### Your instructions
Reproduce all records exactly.

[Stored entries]

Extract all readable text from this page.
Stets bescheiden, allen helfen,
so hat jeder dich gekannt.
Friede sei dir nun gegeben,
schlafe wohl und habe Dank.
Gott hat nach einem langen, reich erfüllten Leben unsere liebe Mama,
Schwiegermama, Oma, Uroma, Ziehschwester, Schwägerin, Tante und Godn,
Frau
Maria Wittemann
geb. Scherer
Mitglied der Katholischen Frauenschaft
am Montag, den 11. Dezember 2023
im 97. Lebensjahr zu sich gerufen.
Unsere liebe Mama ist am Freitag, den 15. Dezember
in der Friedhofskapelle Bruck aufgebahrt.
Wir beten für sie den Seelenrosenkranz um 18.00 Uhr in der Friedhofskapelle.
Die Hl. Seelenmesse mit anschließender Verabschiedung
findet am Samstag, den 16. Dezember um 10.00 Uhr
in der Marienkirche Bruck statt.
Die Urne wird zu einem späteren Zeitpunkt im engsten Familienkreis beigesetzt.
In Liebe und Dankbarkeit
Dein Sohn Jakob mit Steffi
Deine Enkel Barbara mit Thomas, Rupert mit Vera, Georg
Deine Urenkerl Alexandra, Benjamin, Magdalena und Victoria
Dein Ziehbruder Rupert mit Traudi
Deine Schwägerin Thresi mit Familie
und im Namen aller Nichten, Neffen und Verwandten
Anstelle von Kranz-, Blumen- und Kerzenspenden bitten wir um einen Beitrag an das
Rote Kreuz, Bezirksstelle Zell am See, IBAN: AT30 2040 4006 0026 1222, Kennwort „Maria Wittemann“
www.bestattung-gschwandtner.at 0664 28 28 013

### Complete output
Extract all readable text from this page.
Stets bescheiden, allen helfen,
so hat jeder dich gekannt.
Friede sei dir nun gegeben,
schlafe wohl und habe Dank.
Gott hat nach einem langen, reich erfüllten Leben unsere liebe Mama,
Schwiegermama, Oma, Uroma, Ziehschwester, Schwägerin, Tante und Godn,
Frau
Maria Wittemann
geb. Scherer
Mitglied der Katholischen Frauenschaft
am Montag, den 11. Dezember 2023
im 97. Lebensjahr zu sich gerufen.
Unsere liebe Mama ist am Freitag, den 15. Dezember
in der Friedhofskapelle Bruck aufgebahrt.
Wir beten für sie den Seelenrosenkranz um 18.00 Uhr in der Friedhofskapelle.
Die Hl. Seelenmesse mit anschließender Verabschiedung
findet am Samstag, den 16. Dezember um 10.00 Uhr
in der Marienkirche Bruck statt.
Die Urne wird zu einem späteren Zeitpunkt im engsten Familienkreis beigesetzt.
In Liebe und Dankbarkeit
Dein Sohn Jakob mit Steffi
Deine Enkel Barbara mit Thomas, Rupert mit Vera, Georg
Deine Urenkerl Alexandra, Benjamin, Magdalena und Victoria
Dein Ziehbruder Rupert mit Traudi
Deine Schwägerin Thresi mit Familie
und im Namen aller Nichten, Neffen und Verwandten
Anstelle von Kranz-, Blumen- und Kerzenspenden bitten wir um einen Beitrag an das
Rote Kreuz, Bezirksstelle Zell am See, IBAN: AT30 2040 4006 0026 1222, Kennwort „Maria Wittemann“
www.bestattung-gschwandtner.at 0664 28 28 013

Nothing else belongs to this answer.